### Exercise requirements
Copy the material word for word, from its first line through the line containing "bar-segment [827,424,1233,447]", with both of those lines included.

### Material provided
■ ■ ■

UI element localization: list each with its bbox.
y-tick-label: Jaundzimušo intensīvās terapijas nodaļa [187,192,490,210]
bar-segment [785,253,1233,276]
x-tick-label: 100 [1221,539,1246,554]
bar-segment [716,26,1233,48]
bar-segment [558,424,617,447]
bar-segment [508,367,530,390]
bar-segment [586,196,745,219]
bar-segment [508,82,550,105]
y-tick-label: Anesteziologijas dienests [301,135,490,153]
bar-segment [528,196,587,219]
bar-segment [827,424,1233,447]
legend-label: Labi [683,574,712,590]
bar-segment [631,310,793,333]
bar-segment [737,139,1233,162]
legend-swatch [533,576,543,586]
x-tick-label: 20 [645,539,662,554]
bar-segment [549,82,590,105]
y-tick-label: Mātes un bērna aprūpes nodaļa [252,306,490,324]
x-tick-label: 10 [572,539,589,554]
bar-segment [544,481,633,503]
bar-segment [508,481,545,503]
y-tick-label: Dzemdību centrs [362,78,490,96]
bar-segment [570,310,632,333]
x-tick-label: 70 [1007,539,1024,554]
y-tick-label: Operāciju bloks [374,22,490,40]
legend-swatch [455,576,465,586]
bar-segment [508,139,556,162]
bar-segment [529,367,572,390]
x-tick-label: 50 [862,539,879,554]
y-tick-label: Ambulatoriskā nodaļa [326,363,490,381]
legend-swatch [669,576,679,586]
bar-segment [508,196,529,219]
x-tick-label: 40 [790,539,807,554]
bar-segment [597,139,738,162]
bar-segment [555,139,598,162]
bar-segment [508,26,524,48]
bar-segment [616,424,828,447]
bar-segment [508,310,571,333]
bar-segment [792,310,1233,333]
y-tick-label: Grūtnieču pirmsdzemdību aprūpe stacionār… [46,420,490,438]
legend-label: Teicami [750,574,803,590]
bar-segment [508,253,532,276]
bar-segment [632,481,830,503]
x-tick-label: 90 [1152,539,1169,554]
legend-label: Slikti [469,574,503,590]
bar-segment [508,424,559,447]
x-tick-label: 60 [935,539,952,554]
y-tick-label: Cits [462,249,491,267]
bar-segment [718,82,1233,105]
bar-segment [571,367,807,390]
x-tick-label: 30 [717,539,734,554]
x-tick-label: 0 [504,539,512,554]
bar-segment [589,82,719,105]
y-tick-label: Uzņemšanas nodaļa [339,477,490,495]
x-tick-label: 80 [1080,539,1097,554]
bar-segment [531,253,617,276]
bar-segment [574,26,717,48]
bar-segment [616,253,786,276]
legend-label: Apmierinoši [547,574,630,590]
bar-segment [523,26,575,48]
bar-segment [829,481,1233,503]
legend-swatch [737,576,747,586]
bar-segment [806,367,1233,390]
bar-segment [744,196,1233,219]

■ ■ ■

### Task result
UI element localization: list each with its bbox.
y-tick-label: Jaundzimušo intensīvās terapijas nodaļa [187,192,490,210]
bar-segment [785,253,1233,276]
x-tick-label: 100 [1221,539,1246,554]
bar-segment [716,26,1233,48]
bar-segment [558,424,617,447]
bar-segment [508,367,530,390]
bar-segment [586,196,745,219]
bar-segment [508,82,550,105]
y-tick-label: Anesteziologijas dienests [301,135,490,153]
bar-segment [528,196,587,219]
bar-segment [827,424,1233,447]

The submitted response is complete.